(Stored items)
=-=-=-=-=
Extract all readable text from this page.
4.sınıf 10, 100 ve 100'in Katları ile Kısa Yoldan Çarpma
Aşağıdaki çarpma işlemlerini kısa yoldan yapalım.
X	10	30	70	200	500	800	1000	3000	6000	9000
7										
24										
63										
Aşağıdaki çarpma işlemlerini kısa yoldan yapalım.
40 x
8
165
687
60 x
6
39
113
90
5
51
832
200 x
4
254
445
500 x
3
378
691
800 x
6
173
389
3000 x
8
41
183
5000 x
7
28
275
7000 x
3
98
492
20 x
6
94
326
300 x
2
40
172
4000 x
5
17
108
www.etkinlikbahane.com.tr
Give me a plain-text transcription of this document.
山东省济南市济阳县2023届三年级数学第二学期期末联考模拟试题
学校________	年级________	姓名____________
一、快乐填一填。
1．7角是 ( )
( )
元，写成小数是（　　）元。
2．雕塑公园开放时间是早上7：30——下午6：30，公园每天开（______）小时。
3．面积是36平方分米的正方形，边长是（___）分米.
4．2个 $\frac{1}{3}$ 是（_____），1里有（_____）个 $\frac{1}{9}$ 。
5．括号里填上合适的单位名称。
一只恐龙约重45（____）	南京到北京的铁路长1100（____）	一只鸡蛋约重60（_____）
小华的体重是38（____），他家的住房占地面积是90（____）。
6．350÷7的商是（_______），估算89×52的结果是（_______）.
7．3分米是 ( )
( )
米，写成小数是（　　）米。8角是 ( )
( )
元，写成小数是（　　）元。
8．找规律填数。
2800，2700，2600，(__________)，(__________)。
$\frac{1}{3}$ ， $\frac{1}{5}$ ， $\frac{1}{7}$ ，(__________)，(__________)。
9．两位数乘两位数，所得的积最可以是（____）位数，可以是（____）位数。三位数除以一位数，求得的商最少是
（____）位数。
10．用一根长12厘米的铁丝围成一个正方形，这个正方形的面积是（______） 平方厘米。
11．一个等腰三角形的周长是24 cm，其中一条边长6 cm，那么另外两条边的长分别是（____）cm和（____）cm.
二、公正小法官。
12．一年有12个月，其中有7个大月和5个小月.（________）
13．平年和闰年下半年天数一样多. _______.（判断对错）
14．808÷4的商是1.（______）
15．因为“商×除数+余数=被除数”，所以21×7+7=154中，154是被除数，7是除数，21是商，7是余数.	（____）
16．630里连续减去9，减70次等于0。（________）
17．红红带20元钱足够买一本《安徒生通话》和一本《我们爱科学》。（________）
=-=-=-=-=
- _Goal of the exercise_:
Exactly reproduce all of the entries above.

- _Expected answer_:
Extract all readable text from this page.
4.sınıf 10, 100 ve 100'in Katları ile Kısa Yoldan Çarpma
Aşağıdaki çarpma işlemlerini kısa yoldan yapalım.
X	10	30	70	200	500	800	1000	3000	6000	9000
7										
24										
63										
Aşağıdaki çarpma işlemlerini kısa yoldan yapalım.
40 x
8
165
687
60 x
6
39
113
90
5
51
832
200 x
4
254
445
500 x
3
378
691
800 x
6
173
389
3000 x
8
41
183
5000 x
7
28
275
7000 x
3
98
492
20 x
6
94
326
300 x
2
40
172
4000 x
5
17
108
www.etkinlikbahane.com.tr
Give me a plain-text transcription of this document.
山东省济南市济阳县2023届三年级数学第二学期期末联考模拟试题
学校________	年级________	姓名____________
一、快乐填一填。
1．7角是 ( )
( )
元，写成小数是（　　）元。
2．雕塑公园开放时间是早上7：30——下午6：30，公园每天开（______）小时。
3．面积是36平方分米的正方形，边长是（___）分米.
4．2个 $\frac{1}{3}$ 是（_____），1里有（_____）个 $\frac{1}{9}$ 。
5．括号里填上合适的单位名称。
一只恐龙约重45（____）	南京到北京的铁路长1100（____）	一只鸡蛋约重60（_____）
小华的体重是38（____），他家的住房占地面积是90（____）。
6．350÷7的商是（_______），估算89×52的结果是（_______）.
7．3分米是 ( )
( )
米，写成小数是（　　）米。8角是 ( )
( )
元，写成小数是（　　）元。
8．找规律填数。
2800，2700，2600，(__________)，(__________)。
$\frac{1}{3}$ ， $\frac{1}{5}$ ， $\frac{1}{7}$ ，(__________)，(__________)。
9．两位数乘两位数，所得的积最可以是（____）位数，可以是（____）位数。三位数除以一位数，求得的商最少是
（____）位数。
10．用一根长12厘米的铁丝围成一个正方形，这个正方形的面积是（______） 平方厘米。
11．一个等腰三角形的周长是24 cm，其中一条边长6 cm，那么另外两条边的长分别是（____）cm和（____）cm.
二、公正小法官。
12．一年有12个月，其中有7个大月和5个小月.（________）
13．平年和闰年下半年天数一样多. _______.（判断对错）
14．808÷4的商是1.（______）
15．因为“商×除数+余数=被除数”，所以21×7+7=154中，154是被除数，7是除数，21是商，7是余数.	（____）
16．630里连续减去9，减70次等于0。（________）
17．红红带20元钱足够买一本《安徒生通话》和一本《我们爱科学》。（________）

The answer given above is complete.